===== MATERIAL =====
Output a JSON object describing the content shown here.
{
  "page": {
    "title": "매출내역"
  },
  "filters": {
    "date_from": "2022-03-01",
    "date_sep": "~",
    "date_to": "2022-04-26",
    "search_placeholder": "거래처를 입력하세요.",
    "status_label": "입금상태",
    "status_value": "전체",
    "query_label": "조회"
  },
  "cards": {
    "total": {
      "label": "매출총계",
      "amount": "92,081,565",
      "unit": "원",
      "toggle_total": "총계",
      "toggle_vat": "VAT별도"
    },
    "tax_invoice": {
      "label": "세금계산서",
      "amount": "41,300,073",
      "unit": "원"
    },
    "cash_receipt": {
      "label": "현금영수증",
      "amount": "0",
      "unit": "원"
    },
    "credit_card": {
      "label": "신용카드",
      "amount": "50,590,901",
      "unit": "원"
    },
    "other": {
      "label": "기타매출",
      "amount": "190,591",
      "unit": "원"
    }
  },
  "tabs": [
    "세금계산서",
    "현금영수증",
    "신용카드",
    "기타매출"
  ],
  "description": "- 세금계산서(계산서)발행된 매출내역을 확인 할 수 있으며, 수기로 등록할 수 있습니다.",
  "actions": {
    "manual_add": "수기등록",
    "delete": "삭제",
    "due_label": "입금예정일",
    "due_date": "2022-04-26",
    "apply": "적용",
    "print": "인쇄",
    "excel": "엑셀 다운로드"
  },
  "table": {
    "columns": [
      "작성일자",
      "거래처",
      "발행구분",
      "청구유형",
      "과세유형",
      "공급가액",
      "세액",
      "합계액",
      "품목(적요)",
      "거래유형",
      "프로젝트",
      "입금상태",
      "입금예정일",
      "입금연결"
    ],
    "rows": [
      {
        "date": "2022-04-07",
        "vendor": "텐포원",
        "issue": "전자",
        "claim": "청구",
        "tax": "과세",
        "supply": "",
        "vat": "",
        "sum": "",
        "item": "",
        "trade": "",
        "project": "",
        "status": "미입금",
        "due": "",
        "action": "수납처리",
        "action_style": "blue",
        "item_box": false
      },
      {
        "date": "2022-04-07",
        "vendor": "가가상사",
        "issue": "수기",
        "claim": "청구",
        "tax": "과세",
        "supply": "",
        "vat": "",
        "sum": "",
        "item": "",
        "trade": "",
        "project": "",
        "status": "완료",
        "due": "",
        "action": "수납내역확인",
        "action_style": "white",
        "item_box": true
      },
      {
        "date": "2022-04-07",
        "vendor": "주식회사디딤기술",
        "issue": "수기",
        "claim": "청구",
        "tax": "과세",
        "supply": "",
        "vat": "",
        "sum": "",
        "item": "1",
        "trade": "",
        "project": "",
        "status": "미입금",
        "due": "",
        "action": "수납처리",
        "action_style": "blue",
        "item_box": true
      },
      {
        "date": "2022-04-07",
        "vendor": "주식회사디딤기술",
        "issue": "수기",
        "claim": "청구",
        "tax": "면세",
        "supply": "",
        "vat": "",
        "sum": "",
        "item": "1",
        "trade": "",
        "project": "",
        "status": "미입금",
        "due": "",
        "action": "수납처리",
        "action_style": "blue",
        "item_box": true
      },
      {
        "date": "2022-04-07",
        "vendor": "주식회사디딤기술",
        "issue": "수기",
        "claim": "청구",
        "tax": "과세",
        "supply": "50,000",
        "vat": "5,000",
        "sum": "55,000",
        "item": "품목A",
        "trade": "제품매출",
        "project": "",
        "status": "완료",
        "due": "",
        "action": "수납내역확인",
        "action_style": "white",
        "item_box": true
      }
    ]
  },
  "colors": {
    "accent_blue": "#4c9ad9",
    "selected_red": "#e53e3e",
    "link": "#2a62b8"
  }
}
=====
▶ _JOB_: Copy the entries above exactly, leaving none out.

▶ _SOLUTION TO THE EXERCISE_:
Output a JSON object describing the content shown here.
{
  "page": {
    "title": "매출내역"
  },
  "filters": {
    "date_from": "2022-03-01",
    "date_sep": "~",
    "date_to": "2022-04-26",
    "search_placeholder": "거래처를 입력하세요.",
    "status_label": "입금상태",
    "status_value": "전체",
    "query_label": "조회"
  },
  "cards": {
    "total": {
      "label": "매출총계",
      "amount": "92,081,565",
      "unit": "원",
      "toggle_total": "총계",
      "toggle_vat": "VAT별도"
    },
    "tax_invoice": {
      "label": "세금계산서",
      "amount": "41,300,073",
      "unit": "원"
    },
    "cash_receipt": {
      "label": "현금영수증",
      "amount": "0",
      "unit": "원"
    },
    "credit_card": {
      "label": "신용카드",
      "amount": "50,590,901",
      "unit": "원"
    },
    "other": {
      "label": "기타매출",
      "amount": "190,591",
      "unit": "원"
    }
  },
  "tabs": [
    "세금계산서",
    "현금영수증",
    "신용카드",
    "기타매출"
  ],
  "description": "- 세금계산서(계산서)발행된 매출내역을 확인 할 수 있으며, 수기로 등록할 수 있습니다.",
  "actions": {
    "manual_add": "수기등록",
    "delete": "삭제",
    "due_label": "입금예정일",
    "due_date": "2022-04-26",
    "apply": "적용",
    "print": "인쇄",
    "excel": "엑셀 다운로드"
  },
  "table": {
    "columns": [
      "작성일자",
      "거래처",
      "발행구분",
      "청구유형",
      "과세유형",
      "공급가액",
      "세액",
      "합계액",
      "품목(적요)",
      "거래유형",
      "프로젝트",
      "입금상태",
      "입금예정일",
      "입금연결"
    ],
    "rows": [
      {
        "date": "2022-04-07",
        "vendor": "텐포원",
        "issue": "전자",
        "claim": "청구",
        "tax": "과세",
        "supply": "",
        "vat": "",
        "sum": "",
        "item": "",
        "trade": "",
        "project": "",
        "status": "미입금",
        "due": "",
        "action": "수납처리",
        "action_style": "blue",
        "item_box": false
      },
      {
        "date": "2022-04-07",
        "vendor": "가가상사",
        "issue": "수기",
        "claim": "청구",
        "tax": "과세",
        "supply": "",
        "vat": "",
        "sum": "",
        "item": "",
        "trade": "",
        "project": "",
        "status": "완료",
        "due": "",
        "action": "수납내역확인",
        "action_style": "white",
        "item_box": true
      },
      {
        "date": "2022-04-07",
        "vendor": "주식회사디딤기술",
        "issue": "수기",
        "claim": "청구",
        "tax": "과세",
        "supply": "",
        "vat": "",
        "sum": "",
        "item": "1",
        "trade": "",
        "project": "",
        "status": "미입금",
        "due": "",
        "action": "수납처리",
        "action_style": "blue",
        "item_box": true
      },
      {
        "date": "2022-04-07",
        "vendor": "주식회사디딤기술",
        "issue": "수기",
        "claim": "청구",
        "tax": "면세",
        "supply": "",
        "vat": "",
        "sum": "",
        "item": "1",
        "trade": "",
        "project": "",
        "status": "미입금",
        "due": "",
        "action": "수납처리",
        "action_style": "blue",
        "item_box": true
      },
      {
        "date": "2022-04-07",
        "vendor": "주식회사디딤기술",
        "issue": "수기",
        "claim": "청구",
        "tax": "과세",
        "supply": "50,000",
        "vat": "5,000",
        "sum": "55,000",
        "item": "품목A",
        "trade": "제품매출",
        "project": "",
        "status": "완료",
        "due": "",
        "action": "수납내역확인",
        "action_style": "white",
        "item_box": true
      }
    ]
  },
  "colors": {
    "accent_blue": "#4c9ad9",
    "selected_red": "#e53e3e",
    "link": "#2a62b8"
  }
}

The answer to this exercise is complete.